SHORT TASK
Pull out every line with the word "Bytes".

(Collected data entries)
— start —
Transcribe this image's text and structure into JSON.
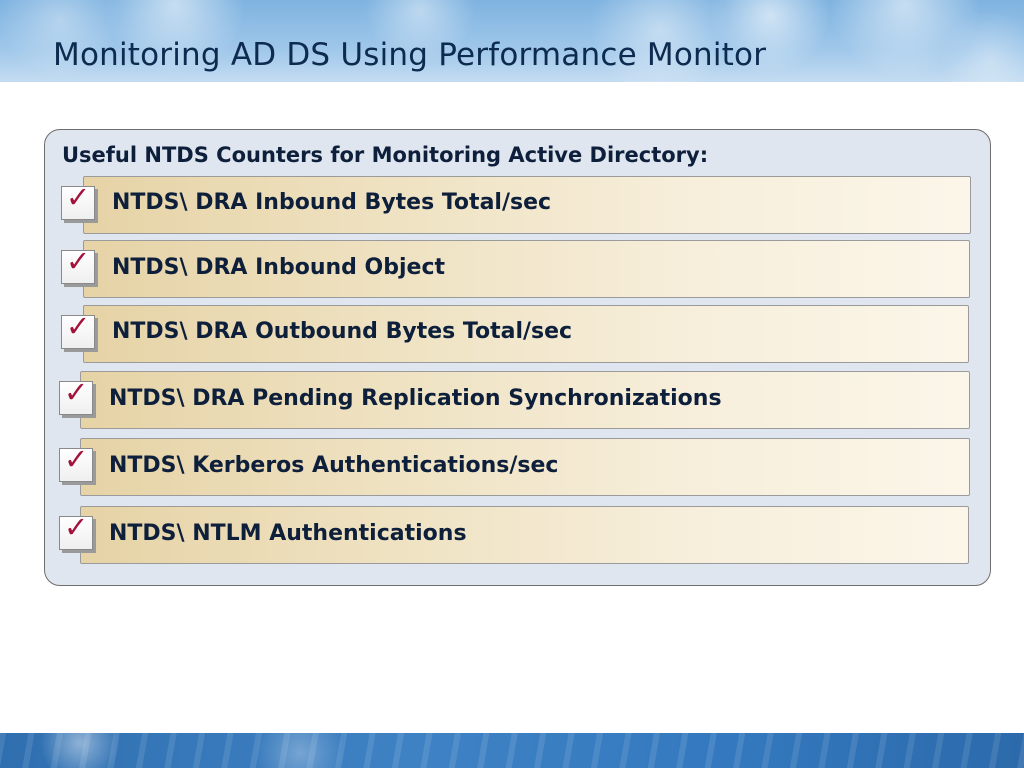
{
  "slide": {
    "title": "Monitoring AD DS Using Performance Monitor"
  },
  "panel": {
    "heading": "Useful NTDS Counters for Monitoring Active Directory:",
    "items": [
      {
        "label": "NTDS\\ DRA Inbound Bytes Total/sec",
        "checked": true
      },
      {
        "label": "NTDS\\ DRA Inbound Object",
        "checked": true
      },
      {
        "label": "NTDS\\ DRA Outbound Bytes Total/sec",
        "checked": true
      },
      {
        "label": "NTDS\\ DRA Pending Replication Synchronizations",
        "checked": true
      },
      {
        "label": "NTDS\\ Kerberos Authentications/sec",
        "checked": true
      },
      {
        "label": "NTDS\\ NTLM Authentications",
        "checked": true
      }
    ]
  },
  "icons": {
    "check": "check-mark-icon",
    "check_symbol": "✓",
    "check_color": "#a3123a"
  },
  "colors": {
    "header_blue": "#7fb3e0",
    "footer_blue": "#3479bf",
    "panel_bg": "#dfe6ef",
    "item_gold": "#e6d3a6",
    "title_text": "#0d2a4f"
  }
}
— end —
EXERCISE SOLUTION
        "label": "NTDS\\ DRA Inbound Bytes Total/sec",
        "label": "NTDS\\ DRA Outbound Bytes Total/sec",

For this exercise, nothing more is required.